::: Input records :::

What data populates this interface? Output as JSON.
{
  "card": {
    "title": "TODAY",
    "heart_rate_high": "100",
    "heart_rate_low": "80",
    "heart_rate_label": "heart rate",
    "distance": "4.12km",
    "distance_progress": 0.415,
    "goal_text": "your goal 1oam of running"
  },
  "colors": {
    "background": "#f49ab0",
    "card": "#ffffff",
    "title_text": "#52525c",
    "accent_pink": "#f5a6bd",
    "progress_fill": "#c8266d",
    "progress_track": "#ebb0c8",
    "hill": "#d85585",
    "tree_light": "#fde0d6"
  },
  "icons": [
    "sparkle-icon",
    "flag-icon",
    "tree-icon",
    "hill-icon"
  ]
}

:::
::: Input records :::

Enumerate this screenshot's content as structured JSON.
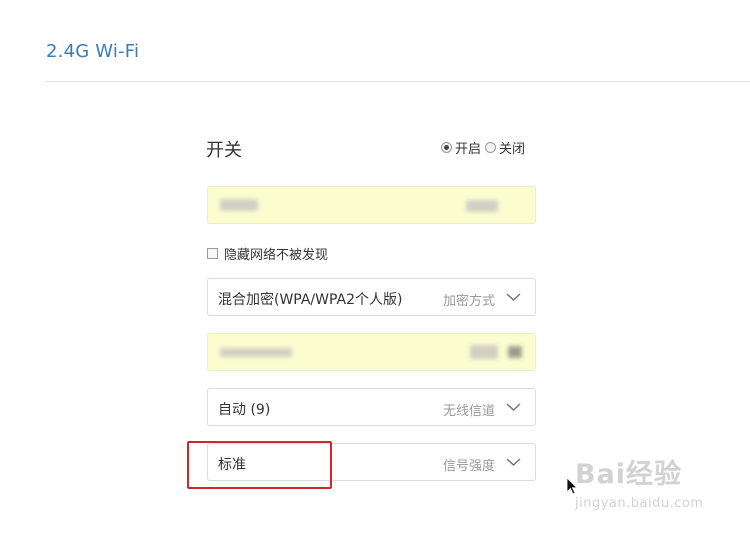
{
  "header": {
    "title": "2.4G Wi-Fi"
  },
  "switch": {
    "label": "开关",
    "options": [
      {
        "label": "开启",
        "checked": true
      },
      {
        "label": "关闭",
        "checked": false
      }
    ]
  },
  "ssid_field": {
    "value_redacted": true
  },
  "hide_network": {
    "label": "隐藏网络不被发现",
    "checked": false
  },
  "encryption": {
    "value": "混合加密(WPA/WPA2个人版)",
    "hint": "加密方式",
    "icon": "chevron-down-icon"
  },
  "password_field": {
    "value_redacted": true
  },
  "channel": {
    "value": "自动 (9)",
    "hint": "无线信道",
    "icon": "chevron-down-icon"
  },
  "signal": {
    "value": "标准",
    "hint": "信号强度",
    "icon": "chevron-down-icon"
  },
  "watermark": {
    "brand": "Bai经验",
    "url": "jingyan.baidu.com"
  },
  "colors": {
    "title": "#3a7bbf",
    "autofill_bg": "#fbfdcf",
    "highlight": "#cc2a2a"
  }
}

:::

Exercise details> For the data above, state only how many lines include the word "this".

Reply> 2